** REQUIREMENT **
Locate the string "text" throughout the material and copy every line in which it occurs.

[START STORED ROWS]

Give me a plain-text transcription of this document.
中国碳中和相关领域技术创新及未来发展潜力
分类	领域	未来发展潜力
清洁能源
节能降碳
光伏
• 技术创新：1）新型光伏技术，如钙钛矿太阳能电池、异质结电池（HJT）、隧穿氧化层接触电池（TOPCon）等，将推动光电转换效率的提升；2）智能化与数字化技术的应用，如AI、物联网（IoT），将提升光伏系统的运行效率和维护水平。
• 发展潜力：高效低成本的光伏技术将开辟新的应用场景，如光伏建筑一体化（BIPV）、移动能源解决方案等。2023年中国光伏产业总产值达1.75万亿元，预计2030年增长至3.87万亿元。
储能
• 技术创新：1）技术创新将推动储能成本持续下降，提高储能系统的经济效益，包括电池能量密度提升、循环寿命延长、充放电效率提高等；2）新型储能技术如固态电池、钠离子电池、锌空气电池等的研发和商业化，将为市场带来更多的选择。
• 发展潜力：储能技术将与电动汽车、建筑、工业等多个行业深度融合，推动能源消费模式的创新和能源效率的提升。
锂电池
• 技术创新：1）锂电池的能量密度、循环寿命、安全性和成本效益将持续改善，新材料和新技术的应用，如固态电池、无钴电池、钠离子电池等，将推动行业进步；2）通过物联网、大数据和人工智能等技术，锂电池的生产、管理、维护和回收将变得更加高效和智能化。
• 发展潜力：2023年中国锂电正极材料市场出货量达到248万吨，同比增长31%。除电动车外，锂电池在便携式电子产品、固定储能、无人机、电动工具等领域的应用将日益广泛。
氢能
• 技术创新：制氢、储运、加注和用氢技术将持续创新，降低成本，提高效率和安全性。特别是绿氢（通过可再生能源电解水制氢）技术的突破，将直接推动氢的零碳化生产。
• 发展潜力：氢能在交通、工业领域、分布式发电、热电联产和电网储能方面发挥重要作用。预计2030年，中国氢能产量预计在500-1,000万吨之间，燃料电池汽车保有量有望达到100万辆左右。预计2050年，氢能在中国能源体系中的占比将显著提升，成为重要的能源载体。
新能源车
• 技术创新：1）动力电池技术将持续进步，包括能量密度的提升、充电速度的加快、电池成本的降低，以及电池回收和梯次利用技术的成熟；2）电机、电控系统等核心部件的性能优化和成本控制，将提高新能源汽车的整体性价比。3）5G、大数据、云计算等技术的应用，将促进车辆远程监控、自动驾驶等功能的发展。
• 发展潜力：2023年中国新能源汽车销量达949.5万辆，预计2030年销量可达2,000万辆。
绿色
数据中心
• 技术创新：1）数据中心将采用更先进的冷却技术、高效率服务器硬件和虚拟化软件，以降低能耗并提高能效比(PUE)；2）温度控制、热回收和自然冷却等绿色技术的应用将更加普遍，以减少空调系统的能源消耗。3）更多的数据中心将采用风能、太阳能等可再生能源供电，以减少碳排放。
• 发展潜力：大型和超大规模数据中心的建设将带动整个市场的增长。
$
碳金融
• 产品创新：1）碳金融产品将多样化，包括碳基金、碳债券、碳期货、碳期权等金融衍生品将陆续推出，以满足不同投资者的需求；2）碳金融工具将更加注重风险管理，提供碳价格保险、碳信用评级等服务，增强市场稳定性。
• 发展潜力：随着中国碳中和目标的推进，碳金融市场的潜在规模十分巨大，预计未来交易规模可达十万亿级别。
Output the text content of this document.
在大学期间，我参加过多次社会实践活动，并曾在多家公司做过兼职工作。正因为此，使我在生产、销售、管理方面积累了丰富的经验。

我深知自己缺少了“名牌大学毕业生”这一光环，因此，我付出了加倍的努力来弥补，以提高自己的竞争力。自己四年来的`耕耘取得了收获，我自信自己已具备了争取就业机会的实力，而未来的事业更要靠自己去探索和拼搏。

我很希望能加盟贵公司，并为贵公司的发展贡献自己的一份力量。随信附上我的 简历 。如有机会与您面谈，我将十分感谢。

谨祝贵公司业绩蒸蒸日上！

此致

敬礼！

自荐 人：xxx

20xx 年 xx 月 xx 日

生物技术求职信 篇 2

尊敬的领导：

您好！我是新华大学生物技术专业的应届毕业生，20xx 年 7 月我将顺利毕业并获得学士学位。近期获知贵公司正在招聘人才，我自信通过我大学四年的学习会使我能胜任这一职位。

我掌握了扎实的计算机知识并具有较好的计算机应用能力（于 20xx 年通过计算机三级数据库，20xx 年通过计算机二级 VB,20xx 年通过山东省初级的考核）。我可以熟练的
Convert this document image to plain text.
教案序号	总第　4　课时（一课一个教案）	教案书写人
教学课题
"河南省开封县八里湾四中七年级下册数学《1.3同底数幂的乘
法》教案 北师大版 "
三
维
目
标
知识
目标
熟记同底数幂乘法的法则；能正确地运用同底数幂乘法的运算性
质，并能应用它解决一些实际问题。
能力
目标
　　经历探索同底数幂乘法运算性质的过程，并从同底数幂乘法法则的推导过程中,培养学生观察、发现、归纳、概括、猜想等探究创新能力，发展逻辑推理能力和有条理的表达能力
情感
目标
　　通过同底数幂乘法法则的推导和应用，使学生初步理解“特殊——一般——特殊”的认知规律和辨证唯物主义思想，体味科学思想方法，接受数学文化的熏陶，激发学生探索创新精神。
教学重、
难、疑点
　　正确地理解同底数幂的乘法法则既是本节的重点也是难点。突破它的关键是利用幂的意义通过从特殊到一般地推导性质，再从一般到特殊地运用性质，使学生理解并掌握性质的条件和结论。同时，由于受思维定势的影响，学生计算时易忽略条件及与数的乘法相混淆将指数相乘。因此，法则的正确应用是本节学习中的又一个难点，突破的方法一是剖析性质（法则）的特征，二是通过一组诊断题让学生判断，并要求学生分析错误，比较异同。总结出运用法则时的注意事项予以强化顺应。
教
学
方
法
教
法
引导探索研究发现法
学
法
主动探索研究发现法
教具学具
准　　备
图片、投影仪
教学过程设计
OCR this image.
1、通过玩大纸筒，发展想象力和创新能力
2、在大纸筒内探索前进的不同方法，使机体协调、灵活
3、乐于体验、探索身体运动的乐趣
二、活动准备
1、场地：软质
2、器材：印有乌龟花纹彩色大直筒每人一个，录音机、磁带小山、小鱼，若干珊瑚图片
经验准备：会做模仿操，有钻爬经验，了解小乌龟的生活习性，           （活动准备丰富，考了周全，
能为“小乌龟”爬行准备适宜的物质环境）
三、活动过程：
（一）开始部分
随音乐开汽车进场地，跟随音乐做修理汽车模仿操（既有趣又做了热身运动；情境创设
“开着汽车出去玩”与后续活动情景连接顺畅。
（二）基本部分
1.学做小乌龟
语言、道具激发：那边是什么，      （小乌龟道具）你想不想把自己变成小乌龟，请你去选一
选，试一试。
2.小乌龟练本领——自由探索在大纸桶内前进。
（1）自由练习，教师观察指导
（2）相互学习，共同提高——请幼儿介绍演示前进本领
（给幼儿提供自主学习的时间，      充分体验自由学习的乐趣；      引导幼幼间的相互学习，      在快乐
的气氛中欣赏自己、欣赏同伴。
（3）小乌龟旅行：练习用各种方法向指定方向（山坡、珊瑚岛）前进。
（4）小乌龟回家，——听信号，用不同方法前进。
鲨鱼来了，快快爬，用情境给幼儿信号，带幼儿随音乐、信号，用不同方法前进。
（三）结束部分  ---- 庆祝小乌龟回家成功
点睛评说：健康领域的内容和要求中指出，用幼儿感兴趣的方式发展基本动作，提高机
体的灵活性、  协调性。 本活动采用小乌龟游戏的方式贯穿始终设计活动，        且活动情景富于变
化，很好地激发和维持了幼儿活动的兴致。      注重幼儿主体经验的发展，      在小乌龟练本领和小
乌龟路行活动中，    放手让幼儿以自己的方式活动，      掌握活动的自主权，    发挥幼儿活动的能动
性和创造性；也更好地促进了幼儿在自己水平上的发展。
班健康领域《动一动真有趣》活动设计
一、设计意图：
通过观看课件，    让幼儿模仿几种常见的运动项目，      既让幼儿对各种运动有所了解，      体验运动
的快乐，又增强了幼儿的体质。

[END STORED ROWS]

** REPLY TO THE TASK **
Give me a plain-text transcription of this document.
Output the text content of this document.
Convert this document image to plain text.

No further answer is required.